## Input for this task:

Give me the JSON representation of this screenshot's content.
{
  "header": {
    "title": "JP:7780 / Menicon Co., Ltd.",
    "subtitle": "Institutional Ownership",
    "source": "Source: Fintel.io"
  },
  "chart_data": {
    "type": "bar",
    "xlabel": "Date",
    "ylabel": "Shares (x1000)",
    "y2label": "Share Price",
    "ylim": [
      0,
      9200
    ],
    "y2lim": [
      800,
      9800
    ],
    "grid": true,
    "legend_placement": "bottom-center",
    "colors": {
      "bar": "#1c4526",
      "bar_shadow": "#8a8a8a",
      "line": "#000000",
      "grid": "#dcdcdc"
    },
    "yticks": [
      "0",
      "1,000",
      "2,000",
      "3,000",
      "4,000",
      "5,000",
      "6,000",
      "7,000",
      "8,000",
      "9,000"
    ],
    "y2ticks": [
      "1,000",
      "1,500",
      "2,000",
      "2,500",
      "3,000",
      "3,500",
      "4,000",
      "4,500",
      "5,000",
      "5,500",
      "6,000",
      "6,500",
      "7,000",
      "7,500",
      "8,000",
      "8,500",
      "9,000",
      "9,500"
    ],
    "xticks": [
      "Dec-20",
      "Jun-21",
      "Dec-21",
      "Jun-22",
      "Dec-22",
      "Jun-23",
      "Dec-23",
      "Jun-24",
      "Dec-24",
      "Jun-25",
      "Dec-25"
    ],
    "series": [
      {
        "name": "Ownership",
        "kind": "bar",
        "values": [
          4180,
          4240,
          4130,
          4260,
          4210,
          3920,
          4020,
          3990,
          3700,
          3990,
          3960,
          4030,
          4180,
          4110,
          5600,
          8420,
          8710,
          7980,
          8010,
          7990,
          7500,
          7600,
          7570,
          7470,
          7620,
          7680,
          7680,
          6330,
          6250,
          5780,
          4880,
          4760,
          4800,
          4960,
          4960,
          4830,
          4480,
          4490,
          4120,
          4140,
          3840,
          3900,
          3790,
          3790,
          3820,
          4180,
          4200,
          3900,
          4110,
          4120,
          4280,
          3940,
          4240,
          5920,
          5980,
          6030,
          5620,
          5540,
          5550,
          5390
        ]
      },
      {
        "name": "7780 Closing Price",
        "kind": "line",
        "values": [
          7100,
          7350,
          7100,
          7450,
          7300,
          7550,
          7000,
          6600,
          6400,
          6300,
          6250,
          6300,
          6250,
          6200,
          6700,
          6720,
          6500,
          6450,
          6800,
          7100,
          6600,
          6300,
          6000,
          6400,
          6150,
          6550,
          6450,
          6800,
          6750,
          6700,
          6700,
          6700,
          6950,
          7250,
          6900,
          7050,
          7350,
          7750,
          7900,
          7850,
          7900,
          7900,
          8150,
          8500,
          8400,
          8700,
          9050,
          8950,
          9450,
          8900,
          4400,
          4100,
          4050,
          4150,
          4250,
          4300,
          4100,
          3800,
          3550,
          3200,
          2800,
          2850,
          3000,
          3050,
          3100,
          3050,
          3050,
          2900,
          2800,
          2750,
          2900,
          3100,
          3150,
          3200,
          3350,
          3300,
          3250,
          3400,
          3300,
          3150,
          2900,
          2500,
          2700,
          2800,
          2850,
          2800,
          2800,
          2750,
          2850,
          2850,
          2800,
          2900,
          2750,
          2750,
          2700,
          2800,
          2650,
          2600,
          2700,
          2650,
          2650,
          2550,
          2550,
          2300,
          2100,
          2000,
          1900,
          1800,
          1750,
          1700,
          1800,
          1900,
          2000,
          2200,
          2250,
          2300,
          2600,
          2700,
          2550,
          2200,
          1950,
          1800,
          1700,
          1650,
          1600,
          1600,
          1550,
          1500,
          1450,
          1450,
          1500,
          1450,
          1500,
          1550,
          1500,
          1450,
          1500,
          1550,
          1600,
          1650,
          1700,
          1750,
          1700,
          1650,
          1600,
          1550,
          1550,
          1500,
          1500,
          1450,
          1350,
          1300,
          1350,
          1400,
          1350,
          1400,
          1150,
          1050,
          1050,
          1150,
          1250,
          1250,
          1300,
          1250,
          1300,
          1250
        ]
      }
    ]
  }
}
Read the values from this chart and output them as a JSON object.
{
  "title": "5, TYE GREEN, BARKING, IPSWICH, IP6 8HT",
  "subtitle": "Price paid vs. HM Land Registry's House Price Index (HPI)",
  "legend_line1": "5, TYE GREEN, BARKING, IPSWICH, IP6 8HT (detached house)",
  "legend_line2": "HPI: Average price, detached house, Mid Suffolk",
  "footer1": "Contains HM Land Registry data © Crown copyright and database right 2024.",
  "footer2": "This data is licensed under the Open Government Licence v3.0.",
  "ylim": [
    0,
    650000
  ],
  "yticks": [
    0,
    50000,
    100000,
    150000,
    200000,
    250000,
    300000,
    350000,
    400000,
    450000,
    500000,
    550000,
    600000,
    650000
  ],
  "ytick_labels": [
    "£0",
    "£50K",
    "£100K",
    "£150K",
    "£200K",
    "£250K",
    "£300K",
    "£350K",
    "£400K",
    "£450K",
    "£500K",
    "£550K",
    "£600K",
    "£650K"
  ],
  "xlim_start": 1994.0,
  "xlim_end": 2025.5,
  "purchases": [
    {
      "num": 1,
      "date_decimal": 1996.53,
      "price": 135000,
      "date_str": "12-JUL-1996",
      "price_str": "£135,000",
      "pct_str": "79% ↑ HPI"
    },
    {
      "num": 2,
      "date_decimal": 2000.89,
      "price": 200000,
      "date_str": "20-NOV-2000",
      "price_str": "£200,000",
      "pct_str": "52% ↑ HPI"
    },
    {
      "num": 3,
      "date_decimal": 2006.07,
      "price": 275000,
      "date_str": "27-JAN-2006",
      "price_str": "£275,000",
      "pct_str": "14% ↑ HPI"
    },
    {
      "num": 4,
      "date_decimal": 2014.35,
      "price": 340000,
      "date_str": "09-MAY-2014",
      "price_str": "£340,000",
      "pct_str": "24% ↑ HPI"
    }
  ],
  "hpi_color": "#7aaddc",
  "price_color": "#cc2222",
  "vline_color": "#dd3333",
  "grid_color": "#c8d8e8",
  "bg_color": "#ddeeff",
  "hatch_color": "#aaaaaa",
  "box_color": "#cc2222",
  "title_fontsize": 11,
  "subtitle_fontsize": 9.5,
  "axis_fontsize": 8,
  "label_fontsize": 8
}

## Exercise directions:
Write out every entry above, word for word.

## Solution to this task:
Give me the JSON representation of this screenshot's content.
{
  "header": {
    "title": "JP:7780 / Menicon Co., Ltd.",
    "subtitle": "Institutional Ownership",
    "source": "Source: Fintel.io"
  },
  "chart_data": {
    "type": "bar",
    "xlabel": "Date",
    "ylabel": "Shares (x1000)",
    "y2label": "Share Price",
    "ylim": [
      0,
      9200
    ],
    "y2lim": [
      800,
      9800
    ],
    "grid": true,
    "legend_placement": "bottom-center",
    "colors": {
      "bar": "#1c4526",
      "bar_shadow": "#8a8a8a",
      "line": "#000000",
      "grid": "#dcdcdc"
    },
    "yticks": [
      "0",
      "1,000",
      "2,000",
      "3,000",
      "4,000",
      "5,000",
      "6,000",
      "7,000",
      "8,000",
      "9,000"
    ],
    "y2ticks": [
      "1,000",
      "1,500",
      "2,000",
      "2,500",
      "3,000",
      "3,500",
      "4,000",
      "4,500",
      "5,000",
      "5,500",
      "6,000",
      "6,500",
      "7,000",
      "7,500",
      "8,000",
      "8,500",
      "9,000",
      "9,500"
    ],
    "xticks": [
      "Dec-20",
      "Jun-21",
      "Dec-21",
      "Jun-22",
      "Dec-22",
      "Jun-23",
      "Dec-23",
      "Jun-24",
      "Dec-24",
      "Jun-25",
      "Dec-25"
    ],
    "series": [
      {
        "name": "Ownership",
        "kind": "bar",
        "values": [
          4180,
          4240,
          4130,
          4260,
          4210,
          3920,
          4020,
          3990,
          3700,
          3990,
          3960,
          4030,
          4180,
          4110,
          5600,
          8420,
          8710,
          7980,
          8010,
          7990,
          7500,
          7600,
          7570,
          7470,
          7620,
          7680,
          7680,
          6330,
          6250,
          5780,
          4880,
          4760,
          4800,
          4960,
          4960,
          4830,
          4480,
          4490,
          4120,
          4140,
          3840,
          3900,
          3790,
          3790,
          3820,
          4180,
          4200,
          3900,
          4110,
          4120,
          4280,
          3940,
          4240,
          5920,
          5980,
          6030,
          5620,
          5540,
          5550,
          5390
        ]
      },
      {
        "name": "7780 Closing Price",
        "kind": "line",
        "values": [
          7100,
          7350,
          7100,
          7450,
          7300,
          7550,
          7000,
          6600,
          6400,
          6300,
          6250,
          6300,
          6250,
          6200,
          6700,
          6720,
          6500,
          6450,
          6800,
          7100,
          6600,
          6300,
          6000,
          6400,
          6150,
          6550,
          6450,
          6800,
          6750,
          6700,
          6700,
          6700,
          6950,
          7250,
          6900,
          7050,
          7350,
          7750,
          7900,
          7850,
          7900,
          7900,
          8150,
          8500,
          8400,
          8700,
          9050,
          8950,
          9450,
          8900,
          4400,
          4100,
          4050,
          4150,
          4250,
          4300,
          4100,
          3800,
          3550,
          3200,
          2800,
          2850,
          3000,
          3050,
          3100,
          3050,
          3050,
          2900,
          2800,
          2750,
          2900,
          3100,
          3150,
          3200,
          3350,
          3300,
          3250,
          3400,
          3300,
          3150,
          2900,
          2500,
          2700,
          2800,
          2850,
          2800,
          2800,
          2750,
          2850,
          2850,
          2800,
          2900,
          2750,
          2750,
          2700,
          2800,
          2650,
          2600,
          2700,
          2650,
          2650,
          2550,
          2550,
          2300,
          2100,
          2000,
          1900,
          1800,
          1750,
          1700,
          1800,
          1900,
          2000,
          2200,
          2250,
          2300,
          2600,
          2700,
          2550,
          2200,
          1950,
          1800,
          1700,
          1650,
          1600,
          1600,
          1550,
          1500,
          1450,
          1450,
          1500,
          1450,
          1500,
          1550,
          1500,
          1450,
          1500,
          1550,
          1600,
          1650,
          1700,
          1750,
          1700,
          1650,
          1600,
          1550,
          1550,
          1500,
          1500,
          1450,
          1350,
          1300,
          1350,
          1400,
          1350,
          1400,
          1150,
          1050,
          1050,
          1150,
          1250,
          1250,
          1300,
          1250,
          1300,
          1250
        ]
      }
    ]
  }
}
Read the values from this chart and output them as a JSON object.
{
  "title": "5, TYE GREEN, BARKING, IPSWICH, IP6 8HT",
  "subtitle": "Price paid vs. HM Land Registry's House Price Index (HPI)",
  "legend_line1": "5, TYE GREEN, BARKING, IPSWICH, IP6 8HT (detached house)",
  "legend_line2": "HPI: Average price, detached house, Mid Suffolk",
  "footer1": "Contains HM Land Registry data © Crown copyright and database right 2024.",
  "footer2": "This data is licensed under the Open Government Licence v3.0.",
  "ylim": [
    0,
    650000
  ],
  "yticks": [
    0,
    50000,
    100000,
    150000,
    200000,
    250000,
    300000,
    350000,
    400000,
    450000,
    500000,
    550000,
    600000,
    650000
  ],
  "ytick_labels": [
    "£0",
    "£50K",
    "£100K",
    "£150K",
    "£200K",
    "£250K",
    "£300K",
    "£350K",
    "£400K",
    "£450K",
    "£500K",
    "£550K",
    "£600K",
    "£650K"
  ],
  "xlim_start": 1994.0,
  "xlim_end": 2025.5,
  "purchases": [
    {
      "num": 1,
      "date_decimal": 1996.53,
      "price": 135000,
      "date_str": "12-JUL-1996",
      "price_str": "£135,000",
      "pct_str": "79% ↑ HPI"
    },
    {
      "num": 2,
      "date_decimal": 2000.89,
      "price": 200000,
      "date_str": "20-NOV-2000",
      "price_str": "£200,000",
      "pct_str": "52% ↑ HPI"
    },
    {
      "num": 3,
      "date_decimal": 2006.07,
      "price": 275000,
      "date_str": "27-JAN-2006",
      "price_str": "£275,000",
      "pct_str": "14% ↑ HPI"
    },
    {
      "num": 4,
      "date_decimal": 2014.35,
      "price": 340000,
      "date_str": "09-MAY-2014",
      "price_str": "£340,000",
      "pct_str": "24% ↑ HPI"
    }
  ],
  "hpi_color": "#7aaddc",
  "price_color": "#cc2222",
  "vline_color": "#dd3333",
  "grid_color": "#c8d8e8",
  "bg_color": "#ddeeff",
  "hatch_color": "#aaaaaa",
  "box_color": "#cc2222",
  "title_fontsize": 11,
  "subtitle_fontsize": 9.5,
  "axis_fontsize": 8,
  "label_fontsize": 8
}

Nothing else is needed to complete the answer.